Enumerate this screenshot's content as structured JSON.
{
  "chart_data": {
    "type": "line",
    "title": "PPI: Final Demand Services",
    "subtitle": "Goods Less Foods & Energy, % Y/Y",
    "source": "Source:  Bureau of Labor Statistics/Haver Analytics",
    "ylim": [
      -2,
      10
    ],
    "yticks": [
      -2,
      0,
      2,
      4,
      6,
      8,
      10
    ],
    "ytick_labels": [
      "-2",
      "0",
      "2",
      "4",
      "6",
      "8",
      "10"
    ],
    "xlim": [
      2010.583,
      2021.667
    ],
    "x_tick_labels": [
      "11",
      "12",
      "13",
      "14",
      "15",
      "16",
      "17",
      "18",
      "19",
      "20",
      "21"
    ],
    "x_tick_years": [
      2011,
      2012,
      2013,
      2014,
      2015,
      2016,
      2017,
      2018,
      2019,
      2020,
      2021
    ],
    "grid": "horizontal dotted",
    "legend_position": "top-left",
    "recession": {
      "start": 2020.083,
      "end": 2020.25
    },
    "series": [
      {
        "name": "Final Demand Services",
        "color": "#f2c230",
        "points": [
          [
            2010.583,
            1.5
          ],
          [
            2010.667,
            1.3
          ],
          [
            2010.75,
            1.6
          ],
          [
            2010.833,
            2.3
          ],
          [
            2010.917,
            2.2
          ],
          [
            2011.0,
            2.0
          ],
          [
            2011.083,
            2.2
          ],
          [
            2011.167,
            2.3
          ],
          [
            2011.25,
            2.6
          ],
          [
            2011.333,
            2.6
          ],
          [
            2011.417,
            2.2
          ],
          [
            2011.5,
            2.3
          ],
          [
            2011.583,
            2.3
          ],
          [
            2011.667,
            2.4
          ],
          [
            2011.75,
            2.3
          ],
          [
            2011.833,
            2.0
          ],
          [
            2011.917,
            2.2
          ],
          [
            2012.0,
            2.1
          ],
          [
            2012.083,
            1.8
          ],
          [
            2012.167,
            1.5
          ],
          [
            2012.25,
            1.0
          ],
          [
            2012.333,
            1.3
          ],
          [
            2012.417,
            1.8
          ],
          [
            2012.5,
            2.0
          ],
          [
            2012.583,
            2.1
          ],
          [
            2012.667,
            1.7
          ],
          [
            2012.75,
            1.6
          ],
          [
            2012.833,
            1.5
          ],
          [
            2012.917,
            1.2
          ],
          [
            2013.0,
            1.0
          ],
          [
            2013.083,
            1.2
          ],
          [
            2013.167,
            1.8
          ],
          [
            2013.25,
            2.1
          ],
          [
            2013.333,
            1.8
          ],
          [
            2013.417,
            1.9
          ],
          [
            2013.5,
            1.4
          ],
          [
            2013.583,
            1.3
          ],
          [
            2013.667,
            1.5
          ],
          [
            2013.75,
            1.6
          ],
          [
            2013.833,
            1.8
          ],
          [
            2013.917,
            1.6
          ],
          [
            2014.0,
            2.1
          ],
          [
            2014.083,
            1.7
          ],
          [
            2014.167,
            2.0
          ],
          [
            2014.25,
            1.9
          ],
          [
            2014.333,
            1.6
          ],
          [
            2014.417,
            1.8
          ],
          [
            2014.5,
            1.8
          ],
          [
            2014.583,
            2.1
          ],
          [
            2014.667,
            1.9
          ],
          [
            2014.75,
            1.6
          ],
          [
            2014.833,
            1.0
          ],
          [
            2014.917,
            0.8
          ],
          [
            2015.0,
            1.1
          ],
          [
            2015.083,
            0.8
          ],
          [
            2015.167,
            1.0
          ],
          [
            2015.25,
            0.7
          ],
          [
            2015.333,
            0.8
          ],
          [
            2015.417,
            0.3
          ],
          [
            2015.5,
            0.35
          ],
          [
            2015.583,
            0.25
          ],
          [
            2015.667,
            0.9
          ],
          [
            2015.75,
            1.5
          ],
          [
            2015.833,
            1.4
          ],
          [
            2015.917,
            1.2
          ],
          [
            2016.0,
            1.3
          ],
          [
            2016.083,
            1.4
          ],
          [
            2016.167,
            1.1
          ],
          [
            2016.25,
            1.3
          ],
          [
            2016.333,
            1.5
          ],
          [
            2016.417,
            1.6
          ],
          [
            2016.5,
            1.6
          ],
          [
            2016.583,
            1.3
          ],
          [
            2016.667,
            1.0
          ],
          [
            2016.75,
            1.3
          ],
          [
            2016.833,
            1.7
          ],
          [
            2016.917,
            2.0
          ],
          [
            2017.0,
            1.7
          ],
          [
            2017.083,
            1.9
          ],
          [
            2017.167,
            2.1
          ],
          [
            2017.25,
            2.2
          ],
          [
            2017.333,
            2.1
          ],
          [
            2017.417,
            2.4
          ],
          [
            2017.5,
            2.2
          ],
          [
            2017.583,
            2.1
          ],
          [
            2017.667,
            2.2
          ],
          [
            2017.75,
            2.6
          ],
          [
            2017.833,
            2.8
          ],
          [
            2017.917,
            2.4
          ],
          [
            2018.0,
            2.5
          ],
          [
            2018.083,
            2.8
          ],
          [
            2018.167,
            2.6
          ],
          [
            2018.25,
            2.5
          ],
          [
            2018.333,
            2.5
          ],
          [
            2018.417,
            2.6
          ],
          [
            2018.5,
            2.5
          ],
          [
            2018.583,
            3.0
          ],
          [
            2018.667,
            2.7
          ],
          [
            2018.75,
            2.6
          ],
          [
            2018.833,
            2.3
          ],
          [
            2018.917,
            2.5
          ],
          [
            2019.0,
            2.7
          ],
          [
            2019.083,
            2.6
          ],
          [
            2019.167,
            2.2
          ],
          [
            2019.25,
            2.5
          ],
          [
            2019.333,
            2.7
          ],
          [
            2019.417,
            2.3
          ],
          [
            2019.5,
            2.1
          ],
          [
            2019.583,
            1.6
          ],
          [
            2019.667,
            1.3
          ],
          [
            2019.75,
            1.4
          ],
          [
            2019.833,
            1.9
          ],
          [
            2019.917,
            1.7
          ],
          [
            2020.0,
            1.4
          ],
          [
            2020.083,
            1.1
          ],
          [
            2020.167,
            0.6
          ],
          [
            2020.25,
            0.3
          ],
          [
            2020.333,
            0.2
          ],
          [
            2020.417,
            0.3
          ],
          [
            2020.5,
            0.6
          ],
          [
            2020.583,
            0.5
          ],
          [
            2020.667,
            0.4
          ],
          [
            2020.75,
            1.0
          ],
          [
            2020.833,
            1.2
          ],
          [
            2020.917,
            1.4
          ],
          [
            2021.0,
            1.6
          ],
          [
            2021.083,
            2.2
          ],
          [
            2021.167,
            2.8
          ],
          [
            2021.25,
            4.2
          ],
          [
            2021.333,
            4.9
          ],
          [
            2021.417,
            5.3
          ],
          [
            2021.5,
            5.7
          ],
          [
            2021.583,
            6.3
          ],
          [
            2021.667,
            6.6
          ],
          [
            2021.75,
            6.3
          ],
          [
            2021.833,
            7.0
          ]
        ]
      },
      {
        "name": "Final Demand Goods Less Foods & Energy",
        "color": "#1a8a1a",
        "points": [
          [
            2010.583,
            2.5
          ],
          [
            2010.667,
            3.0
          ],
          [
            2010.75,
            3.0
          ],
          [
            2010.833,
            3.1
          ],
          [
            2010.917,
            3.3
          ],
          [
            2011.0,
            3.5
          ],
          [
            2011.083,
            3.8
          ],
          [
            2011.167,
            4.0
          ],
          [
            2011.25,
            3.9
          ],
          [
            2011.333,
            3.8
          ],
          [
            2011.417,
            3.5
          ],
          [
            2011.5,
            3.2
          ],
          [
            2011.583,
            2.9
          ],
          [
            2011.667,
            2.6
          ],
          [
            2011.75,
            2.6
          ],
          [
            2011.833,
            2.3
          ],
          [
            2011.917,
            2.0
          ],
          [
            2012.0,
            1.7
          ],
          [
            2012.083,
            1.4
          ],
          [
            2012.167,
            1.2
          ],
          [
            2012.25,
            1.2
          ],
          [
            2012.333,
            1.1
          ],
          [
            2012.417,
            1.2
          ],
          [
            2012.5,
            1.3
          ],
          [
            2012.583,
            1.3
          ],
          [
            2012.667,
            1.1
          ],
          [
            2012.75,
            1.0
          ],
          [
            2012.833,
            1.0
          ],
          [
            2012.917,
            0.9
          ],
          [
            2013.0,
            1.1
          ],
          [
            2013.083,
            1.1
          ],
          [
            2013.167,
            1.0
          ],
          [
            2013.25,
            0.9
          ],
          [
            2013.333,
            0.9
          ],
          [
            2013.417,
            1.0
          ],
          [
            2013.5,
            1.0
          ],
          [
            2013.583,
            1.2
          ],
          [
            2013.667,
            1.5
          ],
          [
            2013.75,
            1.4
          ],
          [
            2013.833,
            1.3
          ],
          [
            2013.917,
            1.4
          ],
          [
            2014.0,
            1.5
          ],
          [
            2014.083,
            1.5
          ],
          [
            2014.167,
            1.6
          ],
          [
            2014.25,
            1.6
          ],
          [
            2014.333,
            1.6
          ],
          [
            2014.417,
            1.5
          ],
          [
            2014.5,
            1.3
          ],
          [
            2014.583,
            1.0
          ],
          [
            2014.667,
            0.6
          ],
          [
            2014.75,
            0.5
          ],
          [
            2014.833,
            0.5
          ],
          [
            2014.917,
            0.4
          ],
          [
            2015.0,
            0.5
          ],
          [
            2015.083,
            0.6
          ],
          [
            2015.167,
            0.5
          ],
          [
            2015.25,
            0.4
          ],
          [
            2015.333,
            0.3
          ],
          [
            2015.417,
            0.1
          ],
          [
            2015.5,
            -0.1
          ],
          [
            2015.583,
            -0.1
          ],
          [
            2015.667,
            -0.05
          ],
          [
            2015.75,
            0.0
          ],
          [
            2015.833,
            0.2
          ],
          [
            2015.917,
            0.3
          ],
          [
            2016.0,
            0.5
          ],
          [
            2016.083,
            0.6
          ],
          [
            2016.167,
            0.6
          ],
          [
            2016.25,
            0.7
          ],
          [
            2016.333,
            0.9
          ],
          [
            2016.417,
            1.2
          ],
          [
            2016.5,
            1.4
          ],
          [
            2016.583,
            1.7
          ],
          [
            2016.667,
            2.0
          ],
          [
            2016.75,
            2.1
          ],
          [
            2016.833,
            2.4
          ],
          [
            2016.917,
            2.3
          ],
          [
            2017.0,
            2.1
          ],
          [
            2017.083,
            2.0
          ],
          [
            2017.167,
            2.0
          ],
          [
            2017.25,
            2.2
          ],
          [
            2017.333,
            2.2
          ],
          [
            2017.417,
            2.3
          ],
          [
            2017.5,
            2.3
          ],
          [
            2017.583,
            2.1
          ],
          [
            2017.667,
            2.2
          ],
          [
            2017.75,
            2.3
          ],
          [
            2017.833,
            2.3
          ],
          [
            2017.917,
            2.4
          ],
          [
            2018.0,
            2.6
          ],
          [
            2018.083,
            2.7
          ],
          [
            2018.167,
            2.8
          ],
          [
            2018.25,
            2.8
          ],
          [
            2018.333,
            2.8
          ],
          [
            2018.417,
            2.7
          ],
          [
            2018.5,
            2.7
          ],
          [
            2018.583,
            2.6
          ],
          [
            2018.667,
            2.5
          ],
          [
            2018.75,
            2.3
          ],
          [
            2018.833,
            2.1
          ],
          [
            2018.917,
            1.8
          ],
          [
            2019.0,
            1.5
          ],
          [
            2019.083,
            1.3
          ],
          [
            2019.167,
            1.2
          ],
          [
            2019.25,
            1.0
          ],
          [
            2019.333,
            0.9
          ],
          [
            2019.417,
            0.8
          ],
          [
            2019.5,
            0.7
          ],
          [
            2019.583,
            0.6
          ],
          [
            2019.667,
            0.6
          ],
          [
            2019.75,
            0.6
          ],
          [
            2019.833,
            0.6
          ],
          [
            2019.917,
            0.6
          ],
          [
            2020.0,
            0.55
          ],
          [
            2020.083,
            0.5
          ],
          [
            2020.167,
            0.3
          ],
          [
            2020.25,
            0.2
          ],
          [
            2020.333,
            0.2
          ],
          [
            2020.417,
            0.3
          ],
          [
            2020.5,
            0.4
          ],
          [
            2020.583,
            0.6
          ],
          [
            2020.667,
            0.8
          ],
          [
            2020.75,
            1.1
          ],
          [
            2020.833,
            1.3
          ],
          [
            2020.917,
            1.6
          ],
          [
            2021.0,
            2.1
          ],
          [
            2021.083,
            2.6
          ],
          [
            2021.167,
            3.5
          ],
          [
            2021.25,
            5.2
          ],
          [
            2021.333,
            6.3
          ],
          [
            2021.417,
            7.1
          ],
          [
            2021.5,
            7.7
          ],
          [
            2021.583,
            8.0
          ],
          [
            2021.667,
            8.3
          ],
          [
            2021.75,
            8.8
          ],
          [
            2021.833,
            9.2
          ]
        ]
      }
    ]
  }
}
== == ==
## Exercise description
List all lines holding the string "Goods".

## Task solution
    "subtitle": "Goods Less Foods & Energy, % Y/Y",
        "name": "Final Demand Goods Less Foods & Energy",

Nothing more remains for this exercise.